** SET EXERCISE **
Repeat the lines of the stored records verbatim, beginning with the line that contains "Annotate this image: element" and ending with the line that contains "trendline-button[interactable] [536, 2, 560, 24]", both included.

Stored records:
----

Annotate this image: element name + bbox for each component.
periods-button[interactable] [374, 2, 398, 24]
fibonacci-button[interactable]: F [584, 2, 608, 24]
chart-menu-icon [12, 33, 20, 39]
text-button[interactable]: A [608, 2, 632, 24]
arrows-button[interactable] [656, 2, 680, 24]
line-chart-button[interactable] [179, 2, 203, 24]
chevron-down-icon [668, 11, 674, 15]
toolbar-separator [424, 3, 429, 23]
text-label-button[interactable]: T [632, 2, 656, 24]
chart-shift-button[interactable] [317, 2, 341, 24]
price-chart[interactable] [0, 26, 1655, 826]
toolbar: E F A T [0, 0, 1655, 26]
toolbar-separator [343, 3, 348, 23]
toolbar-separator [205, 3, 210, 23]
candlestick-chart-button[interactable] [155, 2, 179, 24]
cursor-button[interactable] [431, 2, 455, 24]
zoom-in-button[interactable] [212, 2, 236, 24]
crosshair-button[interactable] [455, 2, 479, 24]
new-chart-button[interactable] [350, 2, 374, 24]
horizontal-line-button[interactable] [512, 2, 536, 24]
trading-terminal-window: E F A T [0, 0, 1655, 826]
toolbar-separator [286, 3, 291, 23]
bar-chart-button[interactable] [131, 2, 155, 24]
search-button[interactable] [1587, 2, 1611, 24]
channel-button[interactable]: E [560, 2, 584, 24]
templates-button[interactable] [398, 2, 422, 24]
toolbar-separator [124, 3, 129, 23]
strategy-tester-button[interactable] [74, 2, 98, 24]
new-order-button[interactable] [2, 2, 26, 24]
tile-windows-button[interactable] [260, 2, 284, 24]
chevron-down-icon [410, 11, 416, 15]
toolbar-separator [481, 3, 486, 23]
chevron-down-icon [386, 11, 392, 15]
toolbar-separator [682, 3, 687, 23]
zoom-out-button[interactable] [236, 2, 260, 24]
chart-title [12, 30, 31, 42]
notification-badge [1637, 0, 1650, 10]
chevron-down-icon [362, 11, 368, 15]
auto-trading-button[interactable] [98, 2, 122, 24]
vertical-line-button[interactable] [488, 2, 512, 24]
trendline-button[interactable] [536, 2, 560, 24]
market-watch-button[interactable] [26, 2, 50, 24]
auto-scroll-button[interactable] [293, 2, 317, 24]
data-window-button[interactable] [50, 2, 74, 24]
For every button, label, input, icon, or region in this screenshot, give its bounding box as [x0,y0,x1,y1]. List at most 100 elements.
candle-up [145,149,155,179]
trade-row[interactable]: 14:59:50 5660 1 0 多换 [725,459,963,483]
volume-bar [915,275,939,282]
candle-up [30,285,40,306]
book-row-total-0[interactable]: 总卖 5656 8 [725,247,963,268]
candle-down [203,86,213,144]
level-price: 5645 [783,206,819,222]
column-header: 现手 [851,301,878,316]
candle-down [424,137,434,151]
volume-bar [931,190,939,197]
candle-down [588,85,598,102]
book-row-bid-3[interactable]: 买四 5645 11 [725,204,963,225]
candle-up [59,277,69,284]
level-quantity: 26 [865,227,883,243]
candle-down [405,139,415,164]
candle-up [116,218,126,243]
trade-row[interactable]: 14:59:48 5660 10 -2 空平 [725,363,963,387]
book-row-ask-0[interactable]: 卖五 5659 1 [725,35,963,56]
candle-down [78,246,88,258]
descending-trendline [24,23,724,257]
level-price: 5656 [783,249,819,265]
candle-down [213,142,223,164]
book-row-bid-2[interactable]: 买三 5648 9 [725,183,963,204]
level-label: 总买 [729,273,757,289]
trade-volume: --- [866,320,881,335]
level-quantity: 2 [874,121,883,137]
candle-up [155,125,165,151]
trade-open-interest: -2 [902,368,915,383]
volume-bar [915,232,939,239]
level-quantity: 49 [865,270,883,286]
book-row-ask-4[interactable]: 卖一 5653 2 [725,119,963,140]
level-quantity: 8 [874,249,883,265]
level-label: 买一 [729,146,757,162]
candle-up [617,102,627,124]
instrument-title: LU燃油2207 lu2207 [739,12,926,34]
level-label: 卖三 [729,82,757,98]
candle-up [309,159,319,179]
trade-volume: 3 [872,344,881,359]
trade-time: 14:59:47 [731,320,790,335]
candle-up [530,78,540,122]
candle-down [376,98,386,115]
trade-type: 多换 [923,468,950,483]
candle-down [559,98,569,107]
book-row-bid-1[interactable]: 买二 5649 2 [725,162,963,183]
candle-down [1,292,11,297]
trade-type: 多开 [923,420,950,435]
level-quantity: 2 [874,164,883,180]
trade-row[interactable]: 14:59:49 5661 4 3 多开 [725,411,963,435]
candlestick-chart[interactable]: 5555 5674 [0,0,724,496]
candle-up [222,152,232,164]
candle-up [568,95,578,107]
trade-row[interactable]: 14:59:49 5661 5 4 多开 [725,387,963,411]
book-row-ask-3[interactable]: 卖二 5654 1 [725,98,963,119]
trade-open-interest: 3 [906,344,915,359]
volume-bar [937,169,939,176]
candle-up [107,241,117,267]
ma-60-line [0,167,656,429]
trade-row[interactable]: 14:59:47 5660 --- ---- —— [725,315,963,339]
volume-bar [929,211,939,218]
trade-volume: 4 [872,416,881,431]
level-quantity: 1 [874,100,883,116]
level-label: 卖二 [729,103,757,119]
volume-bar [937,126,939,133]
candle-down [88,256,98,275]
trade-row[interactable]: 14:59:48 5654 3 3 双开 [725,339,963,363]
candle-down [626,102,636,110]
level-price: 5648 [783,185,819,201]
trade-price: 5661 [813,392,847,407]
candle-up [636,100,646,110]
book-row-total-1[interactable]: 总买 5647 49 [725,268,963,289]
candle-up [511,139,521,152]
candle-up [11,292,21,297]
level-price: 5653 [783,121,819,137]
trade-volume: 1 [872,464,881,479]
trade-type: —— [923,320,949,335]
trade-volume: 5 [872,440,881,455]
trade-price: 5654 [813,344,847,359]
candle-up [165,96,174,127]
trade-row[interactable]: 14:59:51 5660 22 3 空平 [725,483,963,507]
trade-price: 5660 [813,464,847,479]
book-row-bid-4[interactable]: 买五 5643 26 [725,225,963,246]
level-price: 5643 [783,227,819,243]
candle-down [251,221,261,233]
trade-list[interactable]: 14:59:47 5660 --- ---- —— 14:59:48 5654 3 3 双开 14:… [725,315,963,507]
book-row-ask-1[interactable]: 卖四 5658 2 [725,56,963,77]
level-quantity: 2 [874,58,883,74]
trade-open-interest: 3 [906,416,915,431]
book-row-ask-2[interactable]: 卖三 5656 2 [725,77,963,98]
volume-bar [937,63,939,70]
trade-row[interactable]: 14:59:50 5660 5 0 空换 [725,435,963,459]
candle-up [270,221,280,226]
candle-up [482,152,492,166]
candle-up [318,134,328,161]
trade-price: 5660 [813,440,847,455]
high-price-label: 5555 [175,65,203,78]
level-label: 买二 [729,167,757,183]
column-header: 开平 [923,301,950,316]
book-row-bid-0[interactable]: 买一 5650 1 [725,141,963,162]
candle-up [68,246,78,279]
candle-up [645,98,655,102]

----

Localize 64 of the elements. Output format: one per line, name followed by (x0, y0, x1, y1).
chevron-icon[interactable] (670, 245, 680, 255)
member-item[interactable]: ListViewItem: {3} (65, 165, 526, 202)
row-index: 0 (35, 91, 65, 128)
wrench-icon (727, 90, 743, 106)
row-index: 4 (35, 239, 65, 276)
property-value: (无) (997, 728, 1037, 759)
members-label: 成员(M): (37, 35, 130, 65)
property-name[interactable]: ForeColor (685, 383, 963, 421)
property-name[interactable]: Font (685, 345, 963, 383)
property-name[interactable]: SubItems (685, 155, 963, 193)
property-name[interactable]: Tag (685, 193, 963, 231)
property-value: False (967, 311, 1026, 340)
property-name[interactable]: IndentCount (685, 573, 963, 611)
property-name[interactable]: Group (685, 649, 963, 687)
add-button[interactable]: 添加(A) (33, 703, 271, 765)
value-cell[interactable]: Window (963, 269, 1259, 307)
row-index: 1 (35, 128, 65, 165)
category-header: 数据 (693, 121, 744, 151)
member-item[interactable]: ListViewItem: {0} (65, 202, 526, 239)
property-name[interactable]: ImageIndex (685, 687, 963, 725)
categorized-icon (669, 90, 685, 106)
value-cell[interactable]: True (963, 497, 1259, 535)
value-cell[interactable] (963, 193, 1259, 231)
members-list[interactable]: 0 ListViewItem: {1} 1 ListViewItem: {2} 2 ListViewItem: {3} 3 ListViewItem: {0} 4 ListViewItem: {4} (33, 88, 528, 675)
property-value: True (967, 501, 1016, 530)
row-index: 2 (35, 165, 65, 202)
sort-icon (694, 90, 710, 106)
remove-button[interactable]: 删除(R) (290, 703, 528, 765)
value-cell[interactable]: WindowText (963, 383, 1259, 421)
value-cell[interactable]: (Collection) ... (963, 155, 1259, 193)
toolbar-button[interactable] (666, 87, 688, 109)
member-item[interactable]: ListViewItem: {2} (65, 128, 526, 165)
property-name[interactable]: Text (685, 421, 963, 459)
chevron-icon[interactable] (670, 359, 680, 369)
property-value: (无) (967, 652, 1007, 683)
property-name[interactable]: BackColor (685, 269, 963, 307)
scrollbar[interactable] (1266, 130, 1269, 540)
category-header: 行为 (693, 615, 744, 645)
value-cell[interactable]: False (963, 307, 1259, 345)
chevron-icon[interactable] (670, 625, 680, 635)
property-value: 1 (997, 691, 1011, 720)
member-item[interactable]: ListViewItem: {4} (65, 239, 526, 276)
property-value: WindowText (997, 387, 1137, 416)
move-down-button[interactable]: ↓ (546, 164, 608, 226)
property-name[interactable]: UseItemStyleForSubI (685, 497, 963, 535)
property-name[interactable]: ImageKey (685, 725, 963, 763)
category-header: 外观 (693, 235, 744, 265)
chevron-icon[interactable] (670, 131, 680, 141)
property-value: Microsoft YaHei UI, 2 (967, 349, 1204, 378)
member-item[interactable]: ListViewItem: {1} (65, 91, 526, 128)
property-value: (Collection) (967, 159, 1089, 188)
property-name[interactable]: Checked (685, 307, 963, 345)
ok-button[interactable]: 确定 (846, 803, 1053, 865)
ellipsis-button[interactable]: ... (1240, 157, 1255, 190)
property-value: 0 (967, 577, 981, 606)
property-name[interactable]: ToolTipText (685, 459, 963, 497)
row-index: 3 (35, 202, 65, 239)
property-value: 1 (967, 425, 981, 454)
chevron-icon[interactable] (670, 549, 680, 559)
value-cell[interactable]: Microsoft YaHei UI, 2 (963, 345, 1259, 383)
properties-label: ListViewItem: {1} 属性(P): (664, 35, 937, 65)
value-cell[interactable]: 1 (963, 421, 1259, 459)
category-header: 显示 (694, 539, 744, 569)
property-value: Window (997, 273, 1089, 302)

----

** TASK RESULT **
Annotate this image: element name + bbox for each component.
periods-button[interactable] [374, 2, 398, 24]
fibonacci-button[interactable]: F [584, 2, 608, 24]
chart-menu-icon [12, 33, 20, 39]
text-button[interactable]: A [608, 2, 632, 24]
arrows-button[interactable] [656, 2, 680, 24]
line-chart-button[interactable] [179, 2, 203, 24]
chevron-down-icon [668, 11, 674, 15]
toolbar-separator [424, 3, 429, 23]
text-label-button[interactable]: T [632, 2, 656, 24]
chart-shift-button[interactable] [317, 2, 341, 24]
price-chart[interactable] [0, 26, 1655, 826]
toolbar: E F A T [0, 0, 1655, 26]
toolbar-separator [343, 3, 348, 23]
toolbar-separator [205, 3, 210, 23]
candlestick-chart-button[interactable] [155, 2, 179, 24]
cursor-button[interactable] [431, 2, 455, 24]
zoom-in-button[interactable] [212, 2, 236, 24]
crosshair-button[interactable] [455, 2, 479, 24]
new-chart-button[interactable] [350, 2, 374, 24]
horizontal-line-button[interactable] [512, 2, 536, 24]
trading-terminal-window: E F A T [0, 0, 1655, 826]
toolbar-separator [286, 3, 291, 23]
bar-chart-button[interactable] [131, 2, 155, 24]
search-button[interactable] [1587, 2, 1611, 24]
channel-button[interactable]: E [560, 2, 584, 24]
templates-button[interactable] [398, 2, 422, 24]
toolbar-separator [124, 3, 129, 23]
strategy-tester-button[interactable] [74, 2, 98, 24]
new-order-button[interactable] [2, 2, 26, 24]
tile-windows-button[interactable] [260, 2, 284, 24]
chevron-down-icon [410, 11, 416, 15]
toolbar-separator [481, 3, 486, 23]
chevron-down-icon [386, 11, 392, 15]
toolbar-separator [682, 3, 687, 23]
zoom-out-button[interactable] [236, 2, 260, 24]
chart-title [12, 30, 31, 42]
notification-badge [1637, 0, 1650, 10]
chevron-down-icon [362, 11, 368, 15]
auto-trading-button[interactable] [98, 2, 122, 24]
vertical-line-button[interactable] [488, 2, 512, 24]
trendline-button[interactable] [536, 2, 560, 24]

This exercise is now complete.